Write out the listing in full, matching it word for word.

(Source data)
※ ※ ※
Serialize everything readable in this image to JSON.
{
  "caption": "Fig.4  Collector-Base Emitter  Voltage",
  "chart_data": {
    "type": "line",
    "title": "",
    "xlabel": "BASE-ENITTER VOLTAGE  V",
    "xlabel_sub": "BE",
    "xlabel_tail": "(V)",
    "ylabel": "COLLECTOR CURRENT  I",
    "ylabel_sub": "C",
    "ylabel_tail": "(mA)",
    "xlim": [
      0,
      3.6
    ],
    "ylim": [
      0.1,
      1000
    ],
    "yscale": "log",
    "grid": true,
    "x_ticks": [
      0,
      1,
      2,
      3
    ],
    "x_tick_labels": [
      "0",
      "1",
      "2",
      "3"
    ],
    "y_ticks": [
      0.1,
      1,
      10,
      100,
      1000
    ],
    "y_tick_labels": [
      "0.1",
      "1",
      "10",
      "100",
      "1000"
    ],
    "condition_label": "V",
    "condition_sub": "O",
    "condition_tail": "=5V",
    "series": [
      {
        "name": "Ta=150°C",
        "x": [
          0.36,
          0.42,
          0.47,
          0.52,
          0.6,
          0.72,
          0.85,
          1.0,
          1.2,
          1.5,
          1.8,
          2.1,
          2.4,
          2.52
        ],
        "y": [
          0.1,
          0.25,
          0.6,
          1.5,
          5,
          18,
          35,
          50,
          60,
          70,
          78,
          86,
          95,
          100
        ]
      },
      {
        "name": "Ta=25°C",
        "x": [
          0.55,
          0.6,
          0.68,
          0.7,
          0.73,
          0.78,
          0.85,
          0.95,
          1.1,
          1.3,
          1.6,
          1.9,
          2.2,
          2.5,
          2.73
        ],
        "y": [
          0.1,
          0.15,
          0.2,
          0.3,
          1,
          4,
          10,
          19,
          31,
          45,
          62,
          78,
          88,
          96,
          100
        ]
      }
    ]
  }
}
※ ※ ※
### Output:
Serialize everything readable in this image to JSON.
{
  "caption": "Fig.4  Collector-Base Emitter  Voltage",
  "chart_data": {
    "type": "line",
    "title": "",
    "xlabel": "BASE-ENITTER VOLTAGE  V",
    "xlabel_sub": "BE",
    "xlabel_tail": "(V)",
    "ylabel": "COLLECTOR CURRENT  I",
    "ylabel_sub": "C",
    "ylabel_tail": "(mA)",
    "xlim": [
      0,
      3.6
    ],
    "ylim": [
      0.1,
      1000
    ],
    "yscale": "log",
    "grid": true,
    "x_ticks": [
      0,
      1,
      2,
      3
    ],
    "x_tick_labels": [
      "0",
      "1",
      "2",
      "3"
    ],
    "y_ticks": [
      0.1,
      1,
      10,
      100,
      1000
    ],
    "y_tick_labels": [
      "0.1",
      "1",
      "10",
      "100",
      "1000"
    ],
    "condition_label": "V",
    "condition_sub": "O",
    "condition_tail": "=5V",
    "series": [
      {
        "name": "Ta=150°C",
        "x": [
          0.36,
          0.42,
          0.47,
          0.52,
          0.6,
          0.72,
          0.85,
          1.0,
          1.2,
          1.5,
          1.8,
          2.1,
          2.4,
          2.52
        ],
        "y": [
          0.1,
          0.25,
          0.6,
          1.5,
          5,
          18,
          35,
          50,
          60,
          70,
          78,
          86,
          95,
          100
        ]
      },
      {
        "name": "Ta=25°C",
        "x": [
          0.55,
          0.6,
          0.68,
          0.7,
          0.73,
          0.78,
          0.85,
          0.95,
          1.1,
          1.3,
          1.6,
          1.9,
          2.2,
          2.5,
          2.73
        ],
        "y": [
          0.1,
          0.15,
          0.2,
          0.3,
          1,
          4,
          10,
          19,
          31,
          45,
          62,
          78,
          88,
          96,
          100
        ]
      }
    ]
  }
}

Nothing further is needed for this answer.